● **Stated exercise**: Copy out each line of the material below that holds the string "this".

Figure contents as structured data
——

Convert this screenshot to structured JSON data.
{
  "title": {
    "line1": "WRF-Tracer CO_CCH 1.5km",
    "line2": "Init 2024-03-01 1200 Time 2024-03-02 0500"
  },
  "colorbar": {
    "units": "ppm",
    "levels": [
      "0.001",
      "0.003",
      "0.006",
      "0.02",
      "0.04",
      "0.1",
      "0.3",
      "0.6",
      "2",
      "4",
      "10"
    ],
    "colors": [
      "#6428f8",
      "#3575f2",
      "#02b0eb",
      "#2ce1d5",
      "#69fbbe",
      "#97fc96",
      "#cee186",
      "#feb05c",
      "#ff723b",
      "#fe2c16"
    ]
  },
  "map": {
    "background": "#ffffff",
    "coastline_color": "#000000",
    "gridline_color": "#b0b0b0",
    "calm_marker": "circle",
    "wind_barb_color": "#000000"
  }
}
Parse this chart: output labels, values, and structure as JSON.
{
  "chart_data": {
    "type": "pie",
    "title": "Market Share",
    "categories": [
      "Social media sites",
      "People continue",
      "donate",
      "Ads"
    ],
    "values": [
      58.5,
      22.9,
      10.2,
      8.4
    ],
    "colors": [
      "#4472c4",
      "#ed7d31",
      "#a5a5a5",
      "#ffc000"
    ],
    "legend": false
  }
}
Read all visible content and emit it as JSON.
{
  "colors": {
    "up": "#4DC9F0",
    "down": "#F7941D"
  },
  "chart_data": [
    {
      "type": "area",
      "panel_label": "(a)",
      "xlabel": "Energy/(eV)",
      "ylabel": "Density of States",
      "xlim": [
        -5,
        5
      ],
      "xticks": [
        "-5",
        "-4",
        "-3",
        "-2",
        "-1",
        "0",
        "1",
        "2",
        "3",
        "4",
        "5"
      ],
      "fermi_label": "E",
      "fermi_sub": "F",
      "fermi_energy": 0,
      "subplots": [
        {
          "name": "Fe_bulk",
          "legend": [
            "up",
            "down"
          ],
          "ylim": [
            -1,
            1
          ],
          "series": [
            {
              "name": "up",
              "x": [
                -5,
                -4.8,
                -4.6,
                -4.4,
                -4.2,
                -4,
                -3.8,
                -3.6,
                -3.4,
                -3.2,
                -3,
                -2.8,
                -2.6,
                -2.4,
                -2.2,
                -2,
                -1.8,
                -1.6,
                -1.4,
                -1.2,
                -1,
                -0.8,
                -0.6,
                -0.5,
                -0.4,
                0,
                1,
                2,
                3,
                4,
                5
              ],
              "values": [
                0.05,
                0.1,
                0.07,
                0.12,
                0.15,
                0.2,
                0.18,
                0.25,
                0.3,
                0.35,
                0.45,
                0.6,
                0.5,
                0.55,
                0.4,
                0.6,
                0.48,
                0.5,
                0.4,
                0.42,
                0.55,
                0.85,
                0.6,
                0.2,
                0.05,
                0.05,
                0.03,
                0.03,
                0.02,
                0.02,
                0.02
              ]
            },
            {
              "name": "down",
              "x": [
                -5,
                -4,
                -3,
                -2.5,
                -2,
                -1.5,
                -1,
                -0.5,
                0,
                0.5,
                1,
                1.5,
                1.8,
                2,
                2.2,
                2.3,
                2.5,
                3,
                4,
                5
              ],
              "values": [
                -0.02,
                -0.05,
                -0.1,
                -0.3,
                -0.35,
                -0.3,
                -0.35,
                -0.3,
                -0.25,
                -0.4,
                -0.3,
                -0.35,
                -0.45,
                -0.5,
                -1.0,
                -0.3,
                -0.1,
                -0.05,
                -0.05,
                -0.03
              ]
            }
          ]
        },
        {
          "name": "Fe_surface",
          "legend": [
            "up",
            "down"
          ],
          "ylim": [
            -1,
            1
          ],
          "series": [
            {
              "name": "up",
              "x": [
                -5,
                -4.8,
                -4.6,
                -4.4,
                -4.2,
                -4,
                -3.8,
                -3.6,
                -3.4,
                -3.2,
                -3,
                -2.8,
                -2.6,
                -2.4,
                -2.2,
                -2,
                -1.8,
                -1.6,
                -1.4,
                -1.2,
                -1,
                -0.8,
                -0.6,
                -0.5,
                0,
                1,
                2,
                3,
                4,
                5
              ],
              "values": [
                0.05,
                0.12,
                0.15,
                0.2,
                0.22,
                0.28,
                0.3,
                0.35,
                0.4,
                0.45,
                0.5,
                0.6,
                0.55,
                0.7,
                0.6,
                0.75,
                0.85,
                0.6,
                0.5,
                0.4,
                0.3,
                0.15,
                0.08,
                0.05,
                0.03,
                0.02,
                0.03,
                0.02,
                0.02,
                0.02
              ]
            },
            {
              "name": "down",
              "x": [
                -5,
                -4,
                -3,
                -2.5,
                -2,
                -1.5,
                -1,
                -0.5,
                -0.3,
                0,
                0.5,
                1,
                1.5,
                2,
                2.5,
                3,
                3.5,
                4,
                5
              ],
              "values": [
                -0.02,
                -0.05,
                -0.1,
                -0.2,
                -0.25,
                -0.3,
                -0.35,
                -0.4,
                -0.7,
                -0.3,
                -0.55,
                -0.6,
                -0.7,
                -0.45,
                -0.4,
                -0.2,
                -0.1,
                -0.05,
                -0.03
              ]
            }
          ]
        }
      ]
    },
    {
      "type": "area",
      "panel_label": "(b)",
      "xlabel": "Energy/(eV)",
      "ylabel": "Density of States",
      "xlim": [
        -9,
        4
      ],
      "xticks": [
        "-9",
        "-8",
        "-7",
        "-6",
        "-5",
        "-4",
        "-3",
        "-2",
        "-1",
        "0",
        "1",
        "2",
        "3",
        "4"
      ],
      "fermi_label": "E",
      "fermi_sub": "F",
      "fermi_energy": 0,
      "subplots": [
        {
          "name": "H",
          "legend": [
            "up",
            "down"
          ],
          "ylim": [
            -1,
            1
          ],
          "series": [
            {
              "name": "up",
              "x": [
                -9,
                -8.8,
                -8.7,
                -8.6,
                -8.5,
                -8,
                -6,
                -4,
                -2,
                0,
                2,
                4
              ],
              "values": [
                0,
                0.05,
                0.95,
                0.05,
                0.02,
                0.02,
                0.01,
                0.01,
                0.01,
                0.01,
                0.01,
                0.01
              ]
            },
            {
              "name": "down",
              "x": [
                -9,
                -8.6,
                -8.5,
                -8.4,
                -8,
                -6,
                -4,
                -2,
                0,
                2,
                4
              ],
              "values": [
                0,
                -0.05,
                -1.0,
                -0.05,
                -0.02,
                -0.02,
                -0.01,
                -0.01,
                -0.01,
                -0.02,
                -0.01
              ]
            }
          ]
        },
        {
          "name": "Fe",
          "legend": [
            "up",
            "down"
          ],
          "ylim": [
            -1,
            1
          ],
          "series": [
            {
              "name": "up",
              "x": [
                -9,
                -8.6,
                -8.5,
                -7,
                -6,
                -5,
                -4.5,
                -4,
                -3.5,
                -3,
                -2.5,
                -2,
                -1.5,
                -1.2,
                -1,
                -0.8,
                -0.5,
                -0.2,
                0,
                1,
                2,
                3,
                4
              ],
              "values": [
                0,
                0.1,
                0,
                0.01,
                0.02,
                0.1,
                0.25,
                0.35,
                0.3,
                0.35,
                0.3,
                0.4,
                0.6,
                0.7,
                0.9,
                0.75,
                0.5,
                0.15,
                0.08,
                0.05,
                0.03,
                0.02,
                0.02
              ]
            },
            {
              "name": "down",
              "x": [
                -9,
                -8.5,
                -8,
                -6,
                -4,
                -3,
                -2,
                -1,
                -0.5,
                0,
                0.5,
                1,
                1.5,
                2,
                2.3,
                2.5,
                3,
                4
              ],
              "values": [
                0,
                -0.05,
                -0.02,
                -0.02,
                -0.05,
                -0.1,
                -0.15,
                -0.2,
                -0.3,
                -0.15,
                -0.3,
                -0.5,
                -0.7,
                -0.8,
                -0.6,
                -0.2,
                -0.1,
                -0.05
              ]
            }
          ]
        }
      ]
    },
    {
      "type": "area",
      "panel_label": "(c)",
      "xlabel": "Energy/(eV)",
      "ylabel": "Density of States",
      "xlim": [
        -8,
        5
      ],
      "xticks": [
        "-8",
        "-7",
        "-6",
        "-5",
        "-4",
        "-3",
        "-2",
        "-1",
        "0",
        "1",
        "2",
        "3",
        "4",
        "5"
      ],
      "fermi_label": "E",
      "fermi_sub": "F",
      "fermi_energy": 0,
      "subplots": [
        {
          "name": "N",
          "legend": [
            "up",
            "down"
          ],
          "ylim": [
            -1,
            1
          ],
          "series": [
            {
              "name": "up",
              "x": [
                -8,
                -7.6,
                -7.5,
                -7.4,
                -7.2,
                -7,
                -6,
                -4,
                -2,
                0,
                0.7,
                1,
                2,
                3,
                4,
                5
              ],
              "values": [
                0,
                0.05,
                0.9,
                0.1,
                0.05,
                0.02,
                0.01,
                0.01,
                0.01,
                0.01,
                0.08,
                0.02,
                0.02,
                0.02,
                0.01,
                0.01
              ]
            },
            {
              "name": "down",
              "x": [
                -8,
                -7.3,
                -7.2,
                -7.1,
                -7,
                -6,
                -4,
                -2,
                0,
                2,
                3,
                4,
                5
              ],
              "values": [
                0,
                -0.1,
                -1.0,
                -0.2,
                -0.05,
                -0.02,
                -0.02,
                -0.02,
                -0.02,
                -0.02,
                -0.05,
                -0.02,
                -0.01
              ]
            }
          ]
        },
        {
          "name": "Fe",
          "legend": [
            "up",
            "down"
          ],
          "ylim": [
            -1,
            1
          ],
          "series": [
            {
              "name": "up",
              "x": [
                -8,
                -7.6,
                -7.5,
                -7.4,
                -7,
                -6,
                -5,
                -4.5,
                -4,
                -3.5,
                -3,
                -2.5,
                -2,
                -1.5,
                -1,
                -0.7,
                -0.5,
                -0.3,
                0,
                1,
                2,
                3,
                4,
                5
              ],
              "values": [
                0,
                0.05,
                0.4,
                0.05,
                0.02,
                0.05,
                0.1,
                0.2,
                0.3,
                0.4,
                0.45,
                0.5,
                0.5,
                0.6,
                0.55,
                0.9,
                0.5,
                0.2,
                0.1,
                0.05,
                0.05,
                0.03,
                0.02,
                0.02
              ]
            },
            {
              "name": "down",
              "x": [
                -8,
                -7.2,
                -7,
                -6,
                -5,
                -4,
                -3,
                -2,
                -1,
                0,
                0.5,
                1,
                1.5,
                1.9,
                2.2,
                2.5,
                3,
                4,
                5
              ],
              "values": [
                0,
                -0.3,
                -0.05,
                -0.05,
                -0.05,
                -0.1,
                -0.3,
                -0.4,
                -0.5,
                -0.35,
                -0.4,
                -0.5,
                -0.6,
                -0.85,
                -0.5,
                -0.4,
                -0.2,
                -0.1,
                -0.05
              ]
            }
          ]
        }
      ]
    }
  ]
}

——

● **Answer below**:
Convert this screenshot to structured JSON data.
Parse this chart: output labels, values, and structure as JSON.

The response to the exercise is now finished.